(Extracted data entries)
::::::

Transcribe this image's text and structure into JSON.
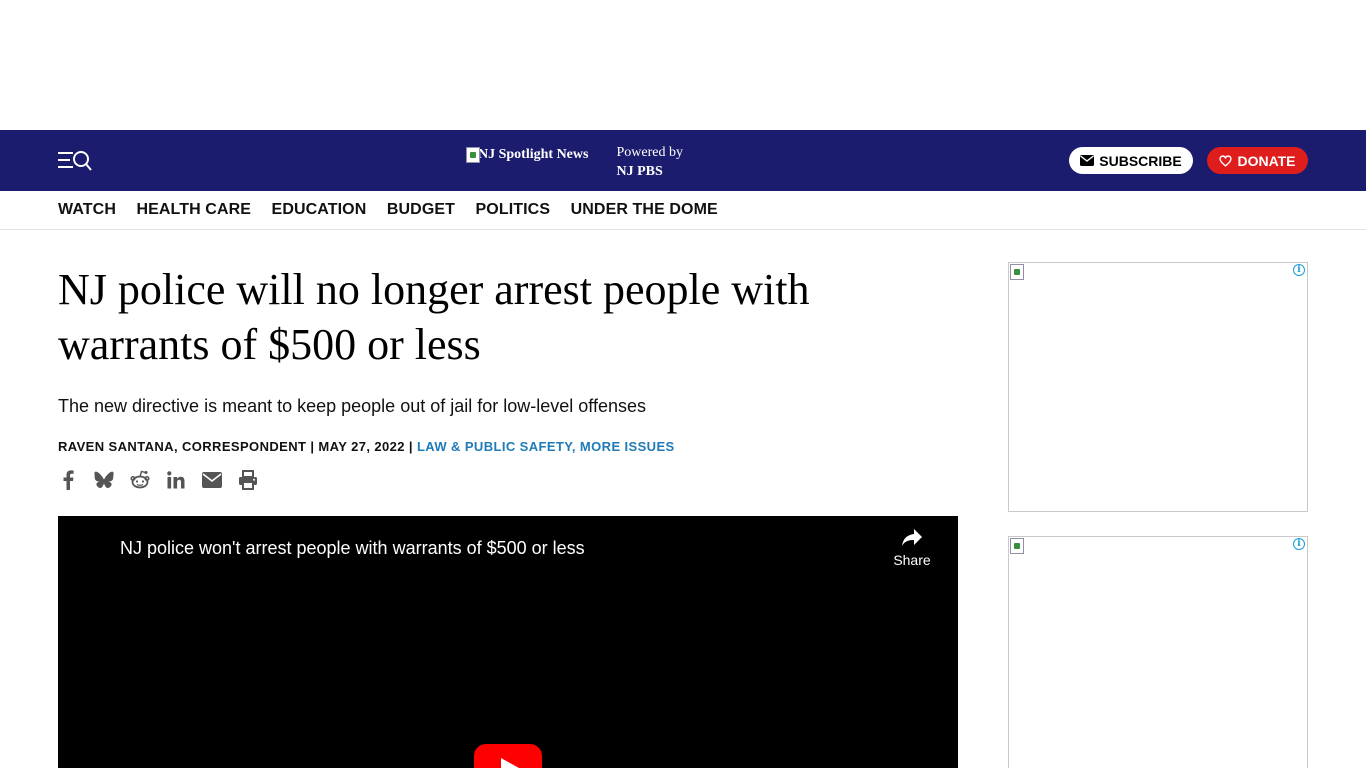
{
  "header": {
    "logo_alt": "NJ Spotlight News",
    "powered_by_label": "Powered by",
    "powered_by_name": "NJ PBS",
    "subscribe_label": "SUBSCRIBE",
    "donate_label": "DONATE",
    "menu_icon": "menu-search-icon"
  },
  "nav": {
    "items": [
      "WATCH",
      "HEALTH CARE",
      "EDUCATION",
      "BUDGET",
      "POLITICS",
      "UNDER THE DOME"
    ]
  },
  "article": {
    "headline": "NJ police will no longer arrest people with warrants of $500 or less",
    "subhead": "The new directive is meant to keep people out of jail for low-level offenses",
    "author": "RAVEN SANTANA, CORRESPONDENT",
    "date": "MAY 27, 2022",
    "category": "LAW & PUBLIC SAFETY, MORE ISSUES",
    "separator": " | ",
    "share_icons": [
      "facebook-icon",
      "bluesky-icon",
      "reddit-icon",
      "linkedin-icon",
      "email-icon",
      "print-icon"
    ]
  },
  "video": {
    "title": "NJ police won't arrest people with warrants of $500 or less",
    "share_label": "Share"
  },
  "ads": {
    "adchoices_glyph": "i"
  },
  "colors": {
    "header_bg": "#1b1c6e",
    "donate_bg": "#e01d1d",
    "link_blue": "#1f7ab8",
    "youtube_red": "#ff0000"
  }
}
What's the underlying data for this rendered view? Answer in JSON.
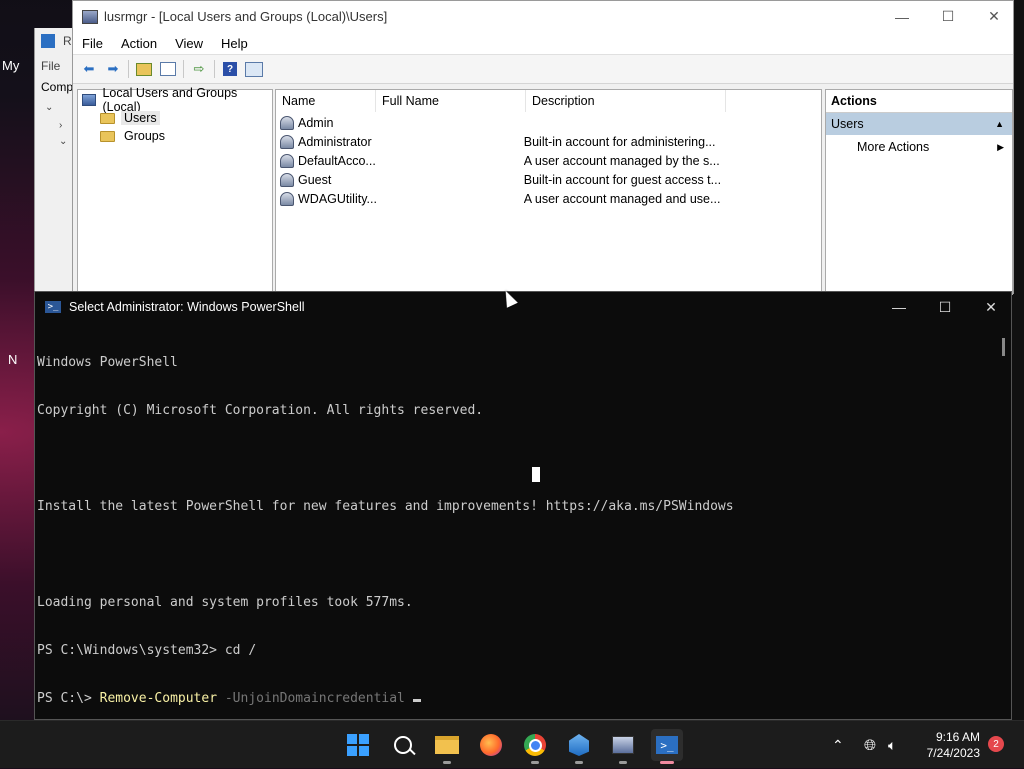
{
  "desktop": {
    "label_my": "My",
    "label_n": "N"
  },
  "bg_window": {
    "title_fragment": "R",
    "menu_file": "File",
    "tree_fragment": "Comp"
  },
  "mmc": {
    "title": "lusrmgr - [Local Users and Groups (Local)\\Users]",
    "menu": [
      "File",
      "Action",
      "View",
      "Help"
    ],
    "tree": {
      "root": "Local Users and Groups (Local)",
      "items": [
        "Users",
        "Groups"
      ],
      "selected": "Users"
    },
    "list": {
      "columns": [
        "Name",
        "Full Name",
        "Description"
      ],
      "rows": [
        {
          "name": "Admin",
          "full_name": "",
          "description": ""
        },
        {
          "name": "Administrator",
          "full_name": "",
          "description": "Built-in account for administering..."
        },
        {
          "name": "DefaultAcco...",
          "full_name": "",
          "description": "A user account managed by the s..."
        },
        {
          "name": "Guest",
          "full_name": "",
          "description": "Built-in account for guest access t..."
        },
        {
          "name": "WDAGUtility...",
          "full_name": "",
          "description": "A user account managed and use..."
        }
      ]
    },
    "actions": {
      "header": "Actions",
      "section": "Users",
      "more": "More Actions"
    }
  },
  "powershell": {
    "title": "Select Administrator: Windows PowerShell",
    "lines": [
      "Windows PowerShell",
      "Copyright (C) Microsoft Corporation. All rights reserved.",
      "",
      "Install the latest PowerShell for new features and improvements! https://aka.ms/PSWindows",
      "",
      "Loading personal and system profiles took 577ms.",
      "PS C:\\Windows\\system32> cd /"
    ],
    "prompt": "PS C:\\> ",
    "command": "Remove-Computer",
    "parameter": " -UnjoinDomaincredential"
  },
  "taskbar": {
    "apps": [
      "start-icon",
      "search-icon",
      "file-explorer-icon",
      "firefox-icon",
      "chrome-icon",
      "network-tool-icon",
      "lusrmgr-icon",
      "powershell-icon"
    ],
    "time": "9:16 AM",
    "date": "7/24/2023",
    "notification_count": "2"
  },
  "colors": {
    "ps_background": "#0c0c0c",
    "ps_command": "#f9f1a5",
    "ps_param": "#767676",
    "actions_selected": "#b9cde0",
    "taskbar": "#1c1c1c"
  }
}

::::::

▸ EXERCISE OBJECTIVE
Repeat the material above in full and exactly, apart from the pictures.

▸ RESPONSE
Transcribe this image's text and structure into JSON.
{
  "header": {
    "logo_alt": "NJ Spotlight News",
    "powered_by_label": "Powered by",
    "powered_by_name": "NJ PBS",
    "subscribe_label": "SUBSCRIBE",
    "donate_label": "DONATE",
    "menu_icon": "menu-search-icon"
  },
  "nav": {
    "items": [
      "WATCH",
      "HEALTH CARE",
      "EDUCATION",
      "BUDGET",
      "POLITICS",
      "UNDER THE DOME"
    ]
  },
  "article": {
    "headline": "NJ police will no longer arrest people with warrants of $500 or less",
    "subhead": "The new directive is meant to keep people out of jail for low-level offenses",
    "author": "RAVEN SANTANA, CORRESPONDENT",
    "date": "MAY 27, 2022",
    "category": "LAW & PUBLIC SAFETY, MORE ISSUES",
    "separator": " | ",
    "share_icons": [
      "facebook-icon",
      "bluesky-icon",
      "reddit-icon",
      "linkedin-icon",
      "email-icon",
      "print-icon"
    ]
  },
  "video": {
    "title": "NJ police won't arrest people with warrants of $500 or less",
    "share_label": "Share"
  },
  "ads": {
    "adchoices_glyph": "i"
  },
  "colors": {
    "header_bg": "#1b1c6e",
    "donate_bg": "#e01d1d",
    "link_blue": "#1f7ab8",
    "youtube_red": "#ff0000"
  }
}
What's the underlying data for this rendered view? Answer in JSON.
{
  "desktop": {
    "label_my": "My",
    "label_n": "N"
  },
  "bg_window": {
    "title_fragment": "R",
    "menu_file": "File",
    "tree_fragment": "Comp"
  },
  "mmc": {
    "title": "lusrmgr - [Local Users and Groups (Local)\\Users]",
    "menu": [
      "File",
      "Action",
      "View",
      "Help"
    ],
    "tree": {
      "root": "Local Users and Groups (Local)",
      "items": [
        "Users",
        "Groups"
      ],
      "selected": "Users"
    },
    "list": {
      "columns": [
        "Name",
        "Full Name",
        "Description"
      ],
      "rows": [
        {
          "name": "Admin",
          "full_name": "",
          "description": ""
        },
        {
          "name": "Administrator",
          "full_name": "",
          "description": "Built-in account for administering..."
        },
        {
          "name": "DefaultAcco...",
          "full_name": "",
          "description": "A user account managed by the s..."
        },
        {
          "name": "Guest",
          "full_name": "",
          "description": "Built-in account for guest access t..."
        },
        {
          "name": "WDAGUtility...",
          "full_name": "",
          "description": "A user account managed and use..."
        }
      ]
    },
    "actions": {
      "header": "Actions",
      "section": "Users",
      "more": "More Actions"
    }
  },
  "powershell": {
    "title": "Select Administrator: Windows PowerShell",
    "lines": [
      "Windows PowerShell",
      "Copyright (C) Microsoft Corporation. All rights reserved.",
      "",
      "Install the latest PowerShell for new features and improvements! https://aka.ms/PSWindows",
      "",
      "Loading personal and system profiles took 577ms.",
      "PS C:\\Windows\\system32> cd /"
    ],
    "prompt": "PS C:\\> ",
    "command": "Remove-Computer",
    "parameter": " -UnjoinDomaincredential"
  },
  "taskbar": {
    "apps": [
      "start-icon",
      "search-icon",
      "file-explorer-icon",
      "firefox-icon",
      "chrome-icon",
      "network-tool-icon",
      "lusrmgr-icon",
      "powershell-icon"
    ],
    "time": "9:16 AM",
    "date": "7/24/2023",
    "notification_count": "2"
  },
  "colors": {
    "ps_background": "#0c0c0c",
    "ps_command": "#f9f1a5",
    "ps_param": "#767676",
    "actions_selected": "#b9cde0",
    "taskbar": "#1c1c1c"
  }
}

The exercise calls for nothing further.